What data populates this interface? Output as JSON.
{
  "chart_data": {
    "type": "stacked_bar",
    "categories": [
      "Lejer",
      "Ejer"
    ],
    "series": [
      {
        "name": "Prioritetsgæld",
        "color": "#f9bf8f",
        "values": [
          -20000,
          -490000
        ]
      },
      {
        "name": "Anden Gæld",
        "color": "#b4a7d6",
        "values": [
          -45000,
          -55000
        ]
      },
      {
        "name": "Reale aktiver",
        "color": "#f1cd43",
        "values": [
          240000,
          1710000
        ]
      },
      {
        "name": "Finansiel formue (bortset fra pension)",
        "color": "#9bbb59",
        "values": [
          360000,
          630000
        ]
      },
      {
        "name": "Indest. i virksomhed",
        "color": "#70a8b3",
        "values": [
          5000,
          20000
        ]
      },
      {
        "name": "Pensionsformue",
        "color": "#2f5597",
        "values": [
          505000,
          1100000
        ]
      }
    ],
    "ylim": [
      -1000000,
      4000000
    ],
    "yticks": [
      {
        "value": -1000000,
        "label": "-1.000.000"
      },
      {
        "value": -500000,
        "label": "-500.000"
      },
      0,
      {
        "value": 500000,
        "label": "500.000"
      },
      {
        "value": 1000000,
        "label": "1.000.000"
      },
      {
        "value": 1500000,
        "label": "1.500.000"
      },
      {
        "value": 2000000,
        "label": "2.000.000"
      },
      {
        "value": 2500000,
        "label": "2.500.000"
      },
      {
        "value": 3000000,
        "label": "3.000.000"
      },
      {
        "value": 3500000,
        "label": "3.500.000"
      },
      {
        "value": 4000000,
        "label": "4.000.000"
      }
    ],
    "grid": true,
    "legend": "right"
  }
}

* * * * * * *

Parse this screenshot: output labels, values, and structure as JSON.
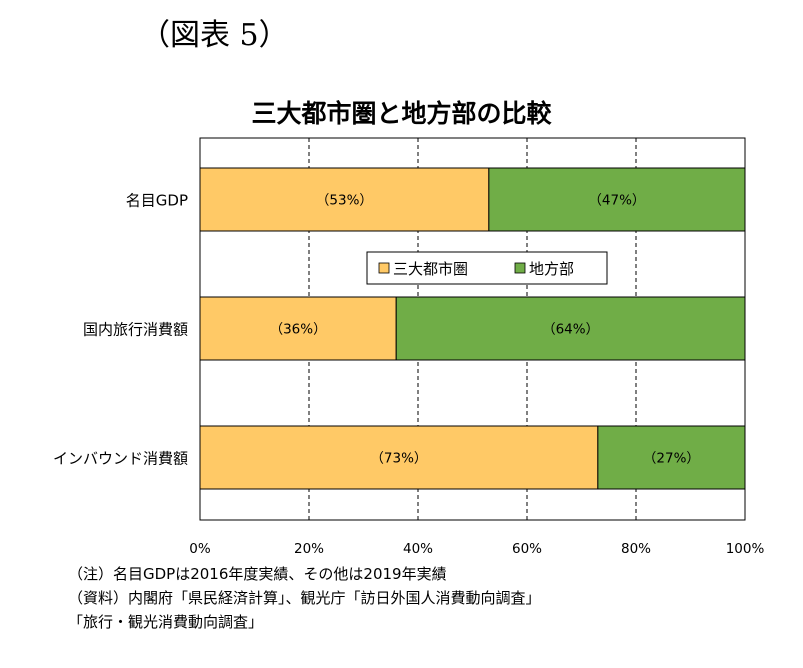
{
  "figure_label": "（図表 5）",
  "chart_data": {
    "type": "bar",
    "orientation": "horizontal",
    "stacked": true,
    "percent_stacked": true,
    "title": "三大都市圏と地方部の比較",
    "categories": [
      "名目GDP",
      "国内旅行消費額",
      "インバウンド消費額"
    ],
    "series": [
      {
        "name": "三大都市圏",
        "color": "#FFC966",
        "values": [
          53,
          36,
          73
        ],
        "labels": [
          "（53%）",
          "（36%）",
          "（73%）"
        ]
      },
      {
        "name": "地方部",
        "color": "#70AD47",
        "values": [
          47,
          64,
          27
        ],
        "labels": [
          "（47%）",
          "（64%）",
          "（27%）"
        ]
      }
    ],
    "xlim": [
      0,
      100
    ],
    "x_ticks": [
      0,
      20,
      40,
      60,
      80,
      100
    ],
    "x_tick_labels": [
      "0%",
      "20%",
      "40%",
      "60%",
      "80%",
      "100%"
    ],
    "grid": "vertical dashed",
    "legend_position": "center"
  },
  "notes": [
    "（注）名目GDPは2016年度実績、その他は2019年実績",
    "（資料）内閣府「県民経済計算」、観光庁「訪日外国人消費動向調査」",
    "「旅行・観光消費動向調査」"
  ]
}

* * * * * * *

--- Written problem ---
Pick out and copy every line that contains the word "name".

--- Written answer ---
        "name": "Prioritetsgæld",
        "name": "Anden Gæld",
        "name": "Reale aktiver",
        "name": "Finansiel formue (bortset fra pension)",
        "name": "Indest. i virksomhed",
        "name": "Pensionsformue",
        "name": "三大都市圏",
        "name": "地方部",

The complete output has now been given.